# Text excerpt
================

The first system, for air sample detection, was designed to be incorporated into the DoD’s main biodetection device called the Joint Biological Point Detection System (JBPDS). The DoD was looking at technologies to improve the JBPDS’s detection system. This was tested with bioweapons simulants collected from the air by the JBPDS aerosol collection device.

The second system, the Field Sentry, was an integrated air collector of our design, the detection system, and the readout device as a standalone integrated system. We had a prototype built and placed it on a grid with other systems from other companies and the DoD testers released biological simulants by line release off of a truck driving by, by an explosion from a bomblet, and in a cloud from an airplane.

In the third system, a clinical system, we tested for bioweapons simulants in blood and urine.


What are the most surprising things you’ve learned from serving on the NBSB?

One of the things I have learned that is surprising is that policies and procedures that are developed in preparation for health emergencies can get sidelined if there is a lot of public attention paid to them. Any big splashy events like the Ebola outbreak or the COVID outbreak tend to get overrun by the president or other political figureheads.

================

(Extracted data entries)

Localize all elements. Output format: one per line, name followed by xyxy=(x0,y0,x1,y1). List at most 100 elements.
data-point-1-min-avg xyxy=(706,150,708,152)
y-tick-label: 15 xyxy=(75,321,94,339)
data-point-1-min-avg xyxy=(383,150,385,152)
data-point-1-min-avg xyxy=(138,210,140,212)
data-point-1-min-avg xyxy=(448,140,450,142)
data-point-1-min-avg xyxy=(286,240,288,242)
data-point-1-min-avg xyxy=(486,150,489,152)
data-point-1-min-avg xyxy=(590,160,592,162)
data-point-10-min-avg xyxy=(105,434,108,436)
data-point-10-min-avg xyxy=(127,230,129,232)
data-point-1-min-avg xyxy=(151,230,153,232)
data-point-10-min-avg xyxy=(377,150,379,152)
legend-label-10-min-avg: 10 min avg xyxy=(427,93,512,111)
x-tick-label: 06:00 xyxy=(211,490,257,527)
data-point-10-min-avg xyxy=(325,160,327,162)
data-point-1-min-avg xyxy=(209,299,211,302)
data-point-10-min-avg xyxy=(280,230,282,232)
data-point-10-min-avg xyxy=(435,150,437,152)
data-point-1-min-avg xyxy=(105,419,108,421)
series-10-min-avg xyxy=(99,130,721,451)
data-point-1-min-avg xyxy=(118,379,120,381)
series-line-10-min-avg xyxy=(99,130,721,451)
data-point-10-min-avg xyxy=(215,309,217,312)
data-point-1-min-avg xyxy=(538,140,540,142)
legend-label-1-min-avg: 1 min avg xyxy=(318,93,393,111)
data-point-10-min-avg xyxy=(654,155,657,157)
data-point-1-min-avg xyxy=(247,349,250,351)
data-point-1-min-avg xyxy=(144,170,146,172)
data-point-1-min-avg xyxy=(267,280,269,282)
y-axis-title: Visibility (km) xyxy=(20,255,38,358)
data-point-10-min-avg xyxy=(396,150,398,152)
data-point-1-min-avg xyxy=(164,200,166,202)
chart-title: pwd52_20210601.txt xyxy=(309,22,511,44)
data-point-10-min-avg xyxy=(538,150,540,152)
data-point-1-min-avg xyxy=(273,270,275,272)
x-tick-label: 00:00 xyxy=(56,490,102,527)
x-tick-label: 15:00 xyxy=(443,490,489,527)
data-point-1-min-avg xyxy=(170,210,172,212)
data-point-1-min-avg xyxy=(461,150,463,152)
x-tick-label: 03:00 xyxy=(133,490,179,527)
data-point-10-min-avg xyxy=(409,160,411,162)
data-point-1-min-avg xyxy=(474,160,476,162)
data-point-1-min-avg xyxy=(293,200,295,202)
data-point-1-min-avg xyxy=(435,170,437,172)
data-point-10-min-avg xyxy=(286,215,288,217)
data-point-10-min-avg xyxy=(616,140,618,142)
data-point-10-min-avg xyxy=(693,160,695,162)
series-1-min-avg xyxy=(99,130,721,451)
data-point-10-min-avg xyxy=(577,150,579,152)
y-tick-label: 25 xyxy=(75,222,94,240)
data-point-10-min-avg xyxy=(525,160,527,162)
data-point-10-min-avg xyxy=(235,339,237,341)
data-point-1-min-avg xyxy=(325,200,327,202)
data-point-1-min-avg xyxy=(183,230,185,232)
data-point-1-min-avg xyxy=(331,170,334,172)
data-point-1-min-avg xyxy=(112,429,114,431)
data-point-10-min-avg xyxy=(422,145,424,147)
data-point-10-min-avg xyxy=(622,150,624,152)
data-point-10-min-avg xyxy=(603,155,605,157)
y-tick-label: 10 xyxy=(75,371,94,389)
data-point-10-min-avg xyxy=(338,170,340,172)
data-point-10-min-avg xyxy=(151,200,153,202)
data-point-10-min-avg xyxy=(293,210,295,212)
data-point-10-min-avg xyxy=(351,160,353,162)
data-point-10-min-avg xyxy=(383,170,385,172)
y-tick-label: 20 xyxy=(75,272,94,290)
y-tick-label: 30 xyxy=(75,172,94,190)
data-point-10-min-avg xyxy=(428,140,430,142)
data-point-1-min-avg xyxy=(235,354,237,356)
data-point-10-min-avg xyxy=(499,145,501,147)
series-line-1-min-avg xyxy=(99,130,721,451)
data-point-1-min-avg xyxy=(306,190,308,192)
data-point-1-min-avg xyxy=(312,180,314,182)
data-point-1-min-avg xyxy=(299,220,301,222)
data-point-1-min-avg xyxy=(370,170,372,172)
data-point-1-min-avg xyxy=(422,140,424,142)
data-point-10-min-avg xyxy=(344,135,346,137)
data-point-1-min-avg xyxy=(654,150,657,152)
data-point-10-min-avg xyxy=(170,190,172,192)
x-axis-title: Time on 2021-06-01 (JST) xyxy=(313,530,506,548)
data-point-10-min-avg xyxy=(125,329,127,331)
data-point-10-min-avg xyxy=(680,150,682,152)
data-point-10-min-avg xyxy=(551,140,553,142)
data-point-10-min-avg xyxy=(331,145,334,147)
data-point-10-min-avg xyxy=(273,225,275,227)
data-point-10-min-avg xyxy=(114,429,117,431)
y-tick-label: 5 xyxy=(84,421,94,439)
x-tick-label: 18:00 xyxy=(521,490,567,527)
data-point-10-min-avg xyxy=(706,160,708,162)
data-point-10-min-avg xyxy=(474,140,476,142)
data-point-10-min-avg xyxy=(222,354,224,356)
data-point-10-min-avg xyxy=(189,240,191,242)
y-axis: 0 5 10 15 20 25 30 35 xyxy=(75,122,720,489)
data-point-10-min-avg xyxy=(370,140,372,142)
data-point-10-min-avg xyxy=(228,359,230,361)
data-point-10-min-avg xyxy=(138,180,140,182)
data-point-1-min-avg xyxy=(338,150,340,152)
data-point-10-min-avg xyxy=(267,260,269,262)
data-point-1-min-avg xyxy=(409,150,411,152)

================

# Problem requirements
Rewrite the part of the interview excerpt that opens with "The second system, the" and closes with "blood and urine.", changing "simulants" to "surrogates" wherever it occurs. Rely on the text alone.

# Solution to this task
The second system, the Field Sentry, was an integrated air collector of our design, the detection system, and the readout device as a standalone integrated system. We had a prototype built and placed it on a grid with other systems from other companies and the DoD testers released biological surrogates by line release off of a truck driving by, by an explosion from a bomblet, and in a cloud from an airplane.

In the third system, a clinical system, we tested for bioweapons surrogates in blood and urine.